GOAL:
Reproduce every record below exactly as written, leaving out any pictures.

Saved data entries:
------------------------------------------------------------------------
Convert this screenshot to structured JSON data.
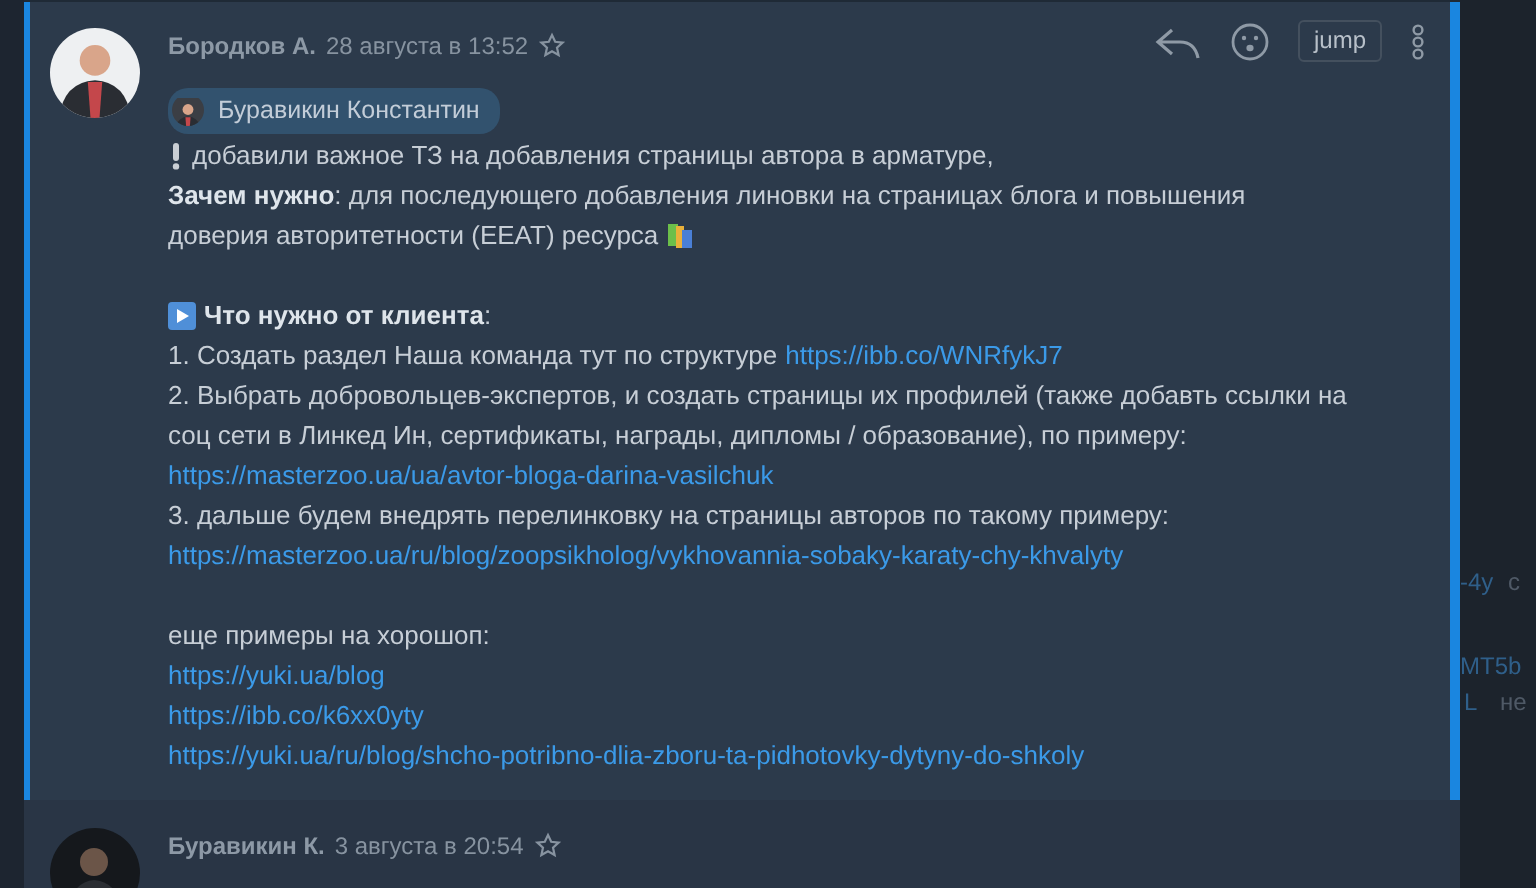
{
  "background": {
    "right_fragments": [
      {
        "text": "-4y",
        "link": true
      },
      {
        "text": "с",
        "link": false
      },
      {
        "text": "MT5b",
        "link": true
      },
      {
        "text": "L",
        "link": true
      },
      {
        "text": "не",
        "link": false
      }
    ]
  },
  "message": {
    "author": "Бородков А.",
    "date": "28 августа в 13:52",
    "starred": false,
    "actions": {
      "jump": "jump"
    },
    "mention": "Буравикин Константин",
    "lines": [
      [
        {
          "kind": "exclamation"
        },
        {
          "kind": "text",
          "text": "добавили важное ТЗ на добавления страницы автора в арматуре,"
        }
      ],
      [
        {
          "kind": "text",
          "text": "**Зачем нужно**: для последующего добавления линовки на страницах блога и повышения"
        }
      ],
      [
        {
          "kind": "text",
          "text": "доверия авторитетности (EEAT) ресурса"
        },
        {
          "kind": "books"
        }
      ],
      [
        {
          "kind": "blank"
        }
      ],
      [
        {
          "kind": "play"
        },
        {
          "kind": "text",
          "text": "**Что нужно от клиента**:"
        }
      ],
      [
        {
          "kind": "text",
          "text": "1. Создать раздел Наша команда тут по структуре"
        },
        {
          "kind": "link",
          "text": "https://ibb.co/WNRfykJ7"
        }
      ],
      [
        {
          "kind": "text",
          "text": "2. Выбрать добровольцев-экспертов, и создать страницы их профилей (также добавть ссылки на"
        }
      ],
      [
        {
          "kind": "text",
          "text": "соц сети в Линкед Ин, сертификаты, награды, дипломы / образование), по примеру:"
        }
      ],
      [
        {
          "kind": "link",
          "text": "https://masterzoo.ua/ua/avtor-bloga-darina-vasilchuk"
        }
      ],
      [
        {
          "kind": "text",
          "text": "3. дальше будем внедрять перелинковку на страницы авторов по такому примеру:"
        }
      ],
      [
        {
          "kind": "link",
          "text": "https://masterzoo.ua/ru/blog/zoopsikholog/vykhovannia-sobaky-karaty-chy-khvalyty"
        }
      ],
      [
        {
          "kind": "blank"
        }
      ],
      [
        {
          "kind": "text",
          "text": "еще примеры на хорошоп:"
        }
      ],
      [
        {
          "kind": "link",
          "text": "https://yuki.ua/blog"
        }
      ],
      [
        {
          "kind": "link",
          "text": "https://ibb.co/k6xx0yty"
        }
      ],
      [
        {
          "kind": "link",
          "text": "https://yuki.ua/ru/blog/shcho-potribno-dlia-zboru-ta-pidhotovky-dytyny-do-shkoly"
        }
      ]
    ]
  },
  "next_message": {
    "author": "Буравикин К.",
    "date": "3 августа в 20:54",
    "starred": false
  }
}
------------------------------------------------------------------------
RESPONSE:
Convert this screenshot to structured JSON data.
{
  "background": {
    "right_fragments": [
      {
        "text": "-4y",
        "link": true
      },
      {
        "text": "с",
        "link": false
      },
      {
        "text": "MT5b",
        "link": true
      },
      {
        "text": "L",
        "link": true
      },
      {
        "text": "не",
        "link": false
      }
    ]
  },
  "message": {
    "author": "Бородков А.",
    "date": "28 августа в 13:52",
    "starred": false,
    "actions": {
      "jump": "jump"
    },
    "mention": "Буравикин Константин",
    "lines": [
      [
        {
          "kind": "exclamation"
        },
        {
          "kind": "text",
          "text": "добавили важное ТЗ на добавления страницы автора в арматуре,"
        }
      ],
      [
        {
          "kind": "text",
          "text": "**Зачем нужно**: для последующего добавления линовки на страницах блога и повышения"
        }
      ],
      [
        {
          "kind": "text",
          "text": "доверия авторитетности (EEAT) ресурса"
        },
        {
          "kind": "books"
        }
      ],
      [
        {
          "kind": "blank"
        }
      ],
      [
        {
          "kind": "play"
        },
        {
          "kind": "text",
          "text": "**Что нужно от клиента**:"
        }
      ],
      [
        {
          "kind": "text",
          "text": "1. Создать раздел Наша команда тут по структуре"
        },
        {
          "kind": "link",
          "text": "https://ibb.co/WNRfykJ7"
        }
      ],
      [
        {
          "kind": "text",
          "text": "2. Выбрать добровольцев-экспертов, и создать страницы их профилей (также добавть ссылки на"
        }
      ],
      [
        {
          "kind": "text",
          "text": "соц сети в Линкед Ин, сертификаты, награды, дипломы / образование), по примеру:"
        }
      ],
      [
        {
          "kind": "link",
          "text": "https://masterzoo.ua/ua/avtor-bloga-darina-vasilchuk"
        }
      ],
      [
        {
          "kind": "text",
          "text": "3. дальше будем внедрять перелинковку на страницы авторов по такому примеру:"
        }
      ],
      [
        {
          "kind": "link",
          "text": "https://masterzoo.ua/ru/blog/zoopsikholog/vykhovannia-sobaky-karaty-chy-khvalyty"
        }
      ],
      [
        {
          "kind": "blank"
        }
      ],
      [
        {
          "kind": "text",
          "text": "еще примеры на хорошоп:"
        }
      ],
      [
        {
          "kind": "link",
          "text": "https://yuki.ua/blog"
        }
      ],
      [
        {
          "kind": "link",
          "text": "https://ibb.co/k6xx0yty"
        }
      ],
      [
        {
          "kind": "link",
          "text": "https://yuki.ua/ru/blog/shcho-potribno-dlia-zboru-ta-pidhotovky-dytyny-do-shkoly"
        }
      ]
    ]
  },
  "next_message": {
    "author": "Буравикин К.",
    "date": "3 августа в 20:54",
    "starred": false
  }
}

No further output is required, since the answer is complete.